Your instructions → Print the full listing exactly.

The records →

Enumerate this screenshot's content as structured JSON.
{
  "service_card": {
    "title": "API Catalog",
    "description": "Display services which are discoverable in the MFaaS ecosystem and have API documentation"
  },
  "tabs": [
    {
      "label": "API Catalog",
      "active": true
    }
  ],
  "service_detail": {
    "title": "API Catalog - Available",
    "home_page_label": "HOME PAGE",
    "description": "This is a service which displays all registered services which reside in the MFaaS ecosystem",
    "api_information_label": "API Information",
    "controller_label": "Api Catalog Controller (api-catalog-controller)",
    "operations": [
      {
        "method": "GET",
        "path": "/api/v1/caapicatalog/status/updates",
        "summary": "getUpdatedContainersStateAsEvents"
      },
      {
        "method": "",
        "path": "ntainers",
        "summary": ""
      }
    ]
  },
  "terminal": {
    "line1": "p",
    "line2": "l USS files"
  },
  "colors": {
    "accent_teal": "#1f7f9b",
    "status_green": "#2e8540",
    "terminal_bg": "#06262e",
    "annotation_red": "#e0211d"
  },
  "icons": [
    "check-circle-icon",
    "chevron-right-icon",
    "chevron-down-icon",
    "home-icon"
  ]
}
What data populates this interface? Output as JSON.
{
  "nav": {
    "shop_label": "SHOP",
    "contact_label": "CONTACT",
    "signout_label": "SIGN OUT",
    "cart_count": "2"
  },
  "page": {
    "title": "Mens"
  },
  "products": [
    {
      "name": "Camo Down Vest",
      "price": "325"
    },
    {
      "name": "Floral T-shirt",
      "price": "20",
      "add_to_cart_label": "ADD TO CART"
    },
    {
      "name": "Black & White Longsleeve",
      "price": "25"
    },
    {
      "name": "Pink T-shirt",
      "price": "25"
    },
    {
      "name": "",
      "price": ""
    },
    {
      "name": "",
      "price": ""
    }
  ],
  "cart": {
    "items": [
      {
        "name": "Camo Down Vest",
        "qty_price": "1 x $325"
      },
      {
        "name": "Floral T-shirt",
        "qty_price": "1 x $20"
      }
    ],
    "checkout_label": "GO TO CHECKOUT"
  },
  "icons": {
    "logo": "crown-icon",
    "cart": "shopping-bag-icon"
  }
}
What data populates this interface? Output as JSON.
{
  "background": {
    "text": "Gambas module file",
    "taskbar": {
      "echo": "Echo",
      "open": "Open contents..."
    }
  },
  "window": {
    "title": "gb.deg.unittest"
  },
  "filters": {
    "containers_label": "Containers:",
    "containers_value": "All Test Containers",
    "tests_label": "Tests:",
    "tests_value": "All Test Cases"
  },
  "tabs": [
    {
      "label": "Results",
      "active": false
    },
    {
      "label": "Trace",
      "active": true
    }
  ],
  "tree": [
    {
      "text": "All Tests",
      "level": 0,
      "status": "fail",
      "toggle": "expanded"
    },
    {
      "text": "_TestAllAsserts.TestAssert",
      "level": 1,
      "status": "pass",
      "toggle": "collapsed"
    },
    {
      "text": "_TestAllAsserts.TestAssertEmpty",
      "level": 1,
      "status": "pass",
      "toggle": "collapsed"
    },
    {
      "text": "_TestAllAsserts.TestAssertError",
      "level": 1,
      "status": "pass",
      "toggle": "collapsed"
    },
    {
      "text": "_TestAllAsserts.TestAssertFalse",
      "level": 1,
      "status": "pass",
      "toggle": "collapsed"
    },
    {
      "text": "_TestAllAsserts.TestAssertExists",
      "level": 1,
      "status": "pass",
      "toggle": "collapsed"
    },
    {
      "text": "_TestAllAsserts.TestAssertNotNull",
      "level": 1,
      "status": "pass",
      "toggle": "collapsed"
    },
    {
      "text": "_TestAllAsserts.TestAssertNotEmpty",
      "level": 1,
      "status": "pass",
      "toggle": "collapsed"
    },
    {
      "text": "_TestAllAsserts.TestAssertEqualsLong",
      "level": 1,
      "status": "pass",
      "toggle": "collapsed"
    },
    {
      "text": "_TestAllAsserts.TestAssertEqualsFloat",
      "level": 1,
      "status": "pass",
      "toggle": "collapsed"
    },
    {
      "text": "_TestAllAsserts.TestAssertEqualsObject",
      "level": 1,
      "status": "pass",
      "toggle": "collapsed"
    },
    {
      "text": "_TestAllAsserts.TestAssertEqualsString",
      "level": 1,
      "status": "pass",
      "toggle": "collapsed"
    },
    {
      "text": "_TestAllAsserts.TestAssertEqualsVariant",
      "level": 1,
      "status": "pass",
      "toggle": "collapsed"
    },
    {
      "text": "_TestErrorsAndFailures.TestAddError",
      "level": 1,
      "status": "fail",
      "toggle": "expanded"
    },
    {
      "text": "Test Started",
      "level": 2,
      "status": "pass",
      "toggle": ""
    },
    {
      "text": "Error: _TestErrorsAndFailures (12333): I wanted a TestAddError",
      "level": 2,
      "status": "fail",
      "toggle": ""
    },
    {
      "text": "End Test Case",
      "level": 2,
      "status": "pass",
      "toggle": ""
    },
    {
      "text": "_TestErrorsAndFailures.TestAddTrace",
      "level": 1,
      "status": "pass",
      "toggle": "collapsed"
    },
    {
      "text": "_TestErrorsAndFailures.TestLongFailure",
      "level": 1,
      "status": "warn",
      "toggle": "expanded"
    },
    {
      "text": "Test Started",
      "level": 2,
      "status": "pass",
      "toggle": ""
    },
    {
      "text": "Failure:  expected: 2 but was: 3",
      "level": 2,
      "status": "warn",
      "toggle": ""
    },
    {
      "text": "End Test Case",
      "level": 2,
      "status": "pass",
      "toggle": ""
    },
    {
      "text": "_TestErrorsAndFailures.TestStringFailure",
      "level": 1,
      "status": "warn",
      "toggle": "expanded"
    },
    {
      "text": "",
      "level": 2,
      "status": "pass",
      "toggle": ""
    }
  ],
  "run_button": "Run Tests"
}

Solution for this exercise →
Enumerate this screenshot's content as structured JSON.
{
  "service_card": {
    "title": "API Catalog",
    "description": "Display services which are discoverable in the MFaaS ecosystem and have API documentation"
  },
  "tabs": [
    {
      "label": "API Catalog",
      "active": true
    }
  ],
  "service_detail": {
    "title": "API Catalog - Available",
    "home_page_label": "HOME PAGE",
    "description": "This is a service which displays all registered services which reside in the MFaaS ecosystem",
    "api_information_label": "API Information",
    "controller_label": "Api Catalog Controller (api-catalog-controller)",
    "operations": [
      {
        "method": "GET",
        "path": "/api/v1/caapicatalog/status/updates",
        "summary": "getUpdatedContainersStateAsEvents"
      },
      {
        "method": "",
        "path": "ntainers",
        "summary": ""
      }
    ]
  },
  "terminal": {
    "line1": "p",
    "line2": "l USS files"
  },
  "colors": {
    "accent_teal": "#1f7f9b",
    "status_green": "#2e8540",
    "terminal_bg": "#06262e",
    "annotation_red": "#e0211d"
  },
  "icons": [
    "check-circle-icon",
    "chevron-right-icon",
    "chevron-down-icon",
    "home-icon"
  ]
}
What data populates this interface? Output as JSON.
{
  "nav": {
    "shop_label": "SHOP",
    "contact_label": "CONTACT",
    "signout_label": "SIGN OUT",
    "cart_count": "2"
  },
  "page": {
    "title": "Mens"
  },
  "products": [
    {
      "name": "Camo Down Vest",
      "price": "325"
    },
    {
      "name": "Floral T-shirt",
      "price": "20",
      "add_to_cart_label": "ADD TO CART"
    },
    {
      "name": "Black & White Longsleeve",
      "price": "25"
    },
    {
      "name": "Pink T-shirt",
      "price": "25"
    },
    {
      "name": "",
      "price": ""
    },
    {
      "name": "",
      "price": ""
    }
  ],
  "cart": {
    "items": [
      {
        "name": "Camo Down Vest",
        "qty_price": "1 x $325"
      },
      {
        "name": "Floral T-shirt",
        "qty_price": "1 x $20"
      }
    ],
    "checkout_label": "GO TO CHECKOUT"
  },
  "icons": {
    "logo": "crown-icon",
    "cart": "shopping-bag-icon"
  }
}
What data populates this interface? Output as JSON.
{
  "background": {
    "text": "Gambas module file",
    "taskbar": {
      "echo": "Echo",
      "open": "Open contents..."
    }
  },
  "window": {
    "title": "gb.deg.unittest"
  },
  "filters": {
    "containers_label": "Containers:",
    "containers_value": "All Test Containers",
    "tests_label": "Tests:",
    "tests_value": "All Test Cases"
  },
  "tabs": [
    {
      "label": "Results",
      "active": false
    },
    {
      "label": "Trace",
      "active": true
    }
  ],
  "tree": [
    {
      "text": "All Tests",
      "level": 0,
      "status": "fail",
      "toggle": "expanded"
    },
    {
      "text": "_TestAllAsserts.TestAssert",
      "level": 1,
      "status": "pass",
      "toggle": "collapsed"
    },
    {
      "text": "_TestAllAsserts.TestAssertEmpty",
      "level": 1,
      "status": "pass",
      "toggle": "collapsed"
    },
    {
      "text": "_TestAllAsserts.TestAssertError",
      "level": 1,
      "status": "pass",
      "toggle": "collapsed"
    },
    {
      "text": "_TestAllAsserts.TestAssertFalse",
      "level": 1,
      "status": "pass",
      "toggle": "collapsed"
    },
    {
      "text": "_TestAllAsserts.TestAssertExists",
      "level": 1,
      "status": "pass",
      "toggle": "collapsed"
    },
    {
      "text": "_TestAllAsserts.TestAssertNotNull",
      "level": 1,
      "status": "pass",
      "toggle": "collapsed"
    },
    {
      "text": "_TestAllAsserts.TestAssertNotEmpty",
      "level": 1,
      "status": "pass",
      "toggle": "collapsed"
    },
    {
      "text": "_TestAllAsserts.TestAssertEqualsLong",
      "level": 1,
      "status": "pass",
      "toggle": "collapsed"
    },
    {
      "text": "_TestAllAsserts.TestAssertEqualsFloat",
      "level": 1,
      "status": "pass",
      "toggle": "collapsed"
    },
    {
      "text": "_TestAllAsserts.TestAssertEqualsObject",
      "level": 1,
      "status": "pass",
      "toggle": "collapsed"
    },
    {
      "text": "_TestAllAsserts.TestAssertEqualsString",
      "level": 1,
      "status": "pass",
      "toggle": "collapsed"
    },
    {
      "text": "_TestAllAsserts.TestAssertEqualsVariant",
      "level": 1,
      "status": "pass",
      "toggle": "collapsed"
    },
    {
      "text": "_TestErrorsAndFailures.TestAddError",
      "level": 1,
      "status": "fail",
      "toggle": "expanded"
    },
    {
      "text": "Test Started",
      "level": 2,
      "status": "pass",
      "toggle": ""
    },
    {
      "text": "Error: _TestErrorsAndFailures (12333): I wanted a TestAddError",
      "level": 2,
      "status": "fail",
      "toggle": ""
    },
    {
      "text": "End Test Case",
      "level": 2,
      "status": "pass",
      "toggle": ""
    },
    {
      "text": "_TestErrorsAndFailures.TestAddTrace",
      "level": 1,
      "status": "pass",
      "toggle": "collapsed"
    },
    {
      "text": "_TestErrorsAndFailures.TestLongFailure",
      "level": 1,
      "status": "warn",
      "toggle": "expanded"
    },
    {
      "text": "Test Started",
      "level": 2,
      "status": "pass",
      "toggle": ""
    },
    {
      "text": "Failure:  expected: 2 but was: 3",
      "level": 2,
      "status": "warn",
      "toggle": ""
    },
    {
      "text": "End Test Case",
      "level": 2,
      "status": "pass",
      "toggle": ""
    },
    {
      "text": "_TestErrorsAndFailures.TestStringFailure",
      "level": 1,
      "status": "warn",
      "toggle": "expanded"
    },
    {
      "text": "",
      "level": 2,
      "status": "pass",
      "toggle": ""
    }
  ],
  "run_button": "Run Tests"
}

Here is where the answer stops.